* **Supplied entries**:
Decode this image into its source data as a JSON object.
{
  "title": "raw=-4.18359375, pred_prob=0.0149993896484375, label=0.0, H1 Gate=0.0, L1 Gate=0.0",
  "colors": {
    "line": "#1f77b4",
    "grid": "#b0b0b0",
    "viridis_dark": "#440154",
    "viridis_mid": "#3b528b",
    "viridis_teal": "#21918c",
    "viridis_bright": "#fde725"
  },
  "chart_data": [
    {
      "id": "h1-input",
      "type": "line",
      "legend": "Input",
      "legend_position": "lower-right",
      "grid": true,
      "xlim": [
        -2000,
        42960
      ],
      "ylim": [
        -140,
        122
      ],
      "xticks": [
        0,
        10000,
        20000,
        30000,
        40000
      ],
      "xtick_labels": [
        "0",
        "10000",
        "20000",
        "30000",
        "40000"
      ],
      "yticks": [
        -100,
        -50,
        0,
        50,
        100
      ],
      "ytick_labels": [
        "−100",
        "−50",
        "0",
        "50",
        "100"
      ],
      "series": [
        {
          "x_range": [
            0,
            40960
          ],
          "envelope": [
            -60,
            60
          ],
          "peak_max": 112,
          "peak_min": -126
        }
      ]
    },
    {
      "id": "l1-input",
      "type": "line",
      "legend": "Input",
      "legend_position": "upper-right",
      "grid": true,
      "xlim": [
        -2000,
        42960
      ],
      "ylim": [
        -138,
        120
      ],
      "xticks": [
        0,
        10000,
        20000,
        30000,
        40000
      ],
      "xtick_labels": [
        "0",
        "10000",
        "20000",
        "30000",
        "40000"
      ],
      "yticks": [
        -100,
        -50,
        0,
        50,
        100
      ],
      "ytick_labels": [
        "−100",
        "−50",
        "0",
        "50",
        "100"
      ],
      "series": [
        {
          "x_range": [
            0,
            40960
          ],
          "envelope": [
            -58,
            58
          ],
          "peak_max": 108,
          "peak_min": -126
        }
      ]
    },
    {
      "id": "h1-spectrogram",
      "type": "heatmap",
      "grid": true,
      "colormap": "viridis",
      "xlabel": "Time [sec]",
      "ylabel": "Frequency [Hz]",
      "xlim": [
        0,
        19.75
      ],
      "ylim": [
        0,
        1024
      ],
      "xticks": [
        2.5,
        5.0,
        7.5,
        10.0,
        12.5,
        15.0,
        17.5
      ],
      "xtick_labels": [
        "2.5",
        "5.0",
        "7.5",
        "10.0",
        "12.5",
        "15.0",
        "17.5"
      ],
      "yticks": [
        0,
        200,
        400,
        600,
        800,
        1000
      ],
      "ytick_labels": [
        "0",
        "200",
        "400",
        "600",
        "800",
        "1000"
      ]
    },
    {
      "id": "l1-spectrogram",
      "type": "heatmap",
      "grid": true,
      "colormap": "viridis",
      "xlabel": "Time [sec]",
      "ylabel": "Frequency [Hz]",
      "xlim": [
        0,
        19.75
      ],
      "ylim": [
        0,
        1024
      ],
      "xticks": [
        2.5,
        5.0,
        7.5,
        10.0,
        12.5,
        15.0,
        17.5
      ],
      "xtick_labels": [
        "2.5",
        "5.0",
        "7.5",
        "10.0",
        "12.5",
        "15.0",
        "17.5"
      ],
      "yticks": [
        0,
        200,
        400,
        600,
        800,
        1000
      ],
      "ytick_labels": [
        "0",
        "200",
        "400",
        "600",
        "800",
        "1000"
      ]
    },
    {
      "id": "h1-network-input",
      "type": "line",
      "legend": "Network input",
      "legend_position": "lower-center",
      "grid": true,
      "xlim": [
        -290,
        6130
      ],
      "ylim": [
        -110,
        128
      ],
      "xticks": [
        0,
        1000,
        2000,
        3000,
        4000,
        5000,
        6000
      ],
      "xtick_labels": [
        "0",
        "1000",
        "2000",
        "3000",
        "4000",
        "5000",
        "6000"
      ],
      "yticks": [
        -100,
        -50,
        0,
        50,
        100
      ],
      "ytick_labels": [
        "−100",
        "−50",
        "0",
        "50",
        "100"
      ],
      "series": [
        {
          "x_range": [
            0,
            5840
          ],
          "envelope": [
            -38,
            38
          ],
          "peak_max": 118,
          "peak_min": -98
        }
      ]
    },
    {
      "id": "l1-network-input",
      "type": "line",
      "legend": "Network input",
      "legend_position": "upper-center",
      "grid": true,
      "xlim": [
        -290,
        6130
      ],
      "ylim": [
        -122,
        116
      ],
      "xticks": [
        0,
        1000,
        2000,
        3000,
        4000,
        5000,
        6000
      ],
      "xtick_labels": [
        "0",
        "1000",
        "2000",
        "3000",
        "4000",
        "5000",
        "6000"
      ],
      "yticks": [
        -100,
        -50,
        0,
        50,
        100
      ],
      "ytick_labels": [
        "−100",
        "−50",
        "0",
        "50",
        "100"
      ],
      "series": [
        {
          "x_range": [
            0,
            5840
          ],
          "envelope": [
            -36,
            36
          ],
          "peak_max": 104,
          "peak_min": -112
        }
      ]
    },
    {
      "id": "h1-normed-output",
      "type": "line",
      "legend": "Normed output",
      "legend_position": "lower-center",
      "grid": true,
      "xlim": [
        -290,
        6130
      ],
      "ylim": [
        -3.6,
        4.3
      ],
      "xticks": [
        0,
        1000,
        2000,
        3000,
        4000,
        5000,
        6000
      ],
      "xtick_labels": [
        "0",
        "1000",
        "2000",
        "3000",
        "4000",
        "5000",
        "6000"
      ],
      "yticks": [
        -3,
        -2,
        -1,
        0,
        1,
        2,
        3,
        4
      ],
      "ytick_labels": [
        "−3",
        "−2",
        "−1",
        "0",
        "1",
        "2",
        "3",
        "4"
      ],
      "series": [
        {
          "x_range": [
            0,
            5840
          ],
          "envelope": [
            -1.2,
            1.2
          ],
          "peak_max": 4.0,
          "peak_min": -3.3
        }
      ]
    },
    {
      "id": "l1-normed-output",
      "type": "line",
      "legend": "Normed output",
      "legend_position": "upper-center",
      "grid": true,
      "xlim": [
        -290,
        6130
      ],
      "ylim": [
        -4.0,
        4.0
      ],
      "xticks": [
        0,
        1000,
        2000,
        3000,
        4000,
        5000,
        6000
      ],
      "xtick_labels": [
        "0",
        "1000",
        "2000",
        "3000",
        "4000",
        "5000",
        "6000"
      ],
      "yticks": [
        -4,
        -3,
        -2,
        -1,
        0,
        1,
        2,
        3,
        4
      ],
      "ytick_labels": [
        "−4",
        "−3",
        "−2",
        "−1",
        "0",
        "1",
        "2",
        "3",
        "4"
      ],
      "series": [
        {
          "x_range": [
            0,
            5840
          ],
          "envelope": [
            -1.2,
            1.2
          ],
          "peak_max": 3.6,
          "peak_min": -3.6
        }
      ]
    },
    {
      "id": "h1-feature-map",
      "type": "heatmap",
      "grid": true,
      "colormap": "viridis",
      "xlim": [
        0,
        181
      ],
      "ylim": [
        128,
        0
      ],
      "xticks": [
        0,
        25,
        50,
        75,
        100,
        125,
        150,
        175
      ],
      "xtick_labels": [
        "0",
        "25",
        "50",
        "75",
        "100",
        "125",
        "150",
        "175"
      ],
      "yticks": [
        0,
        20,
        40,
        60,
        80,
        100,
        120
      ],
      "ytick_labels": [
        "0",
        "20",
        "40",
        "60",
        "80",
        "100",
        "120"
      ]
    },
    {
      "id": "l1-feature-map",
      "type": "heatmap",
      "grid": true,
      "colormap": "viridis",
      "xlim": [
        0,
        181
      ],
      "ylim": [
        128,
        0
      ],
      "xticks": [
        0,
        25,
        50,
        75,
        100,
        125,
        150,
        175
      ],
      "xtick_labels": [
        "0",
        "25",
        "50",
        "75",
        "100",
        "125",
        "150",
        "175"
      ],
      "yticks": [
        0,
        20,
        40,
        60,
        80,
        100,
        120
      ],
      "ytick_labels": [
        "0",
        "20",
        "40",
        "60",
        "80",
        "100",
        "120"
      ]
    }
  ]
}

* **What is needed**: Give the number of lines where the string "spectrogram" occurs, without any further text.

* **Response to this exercise**: 2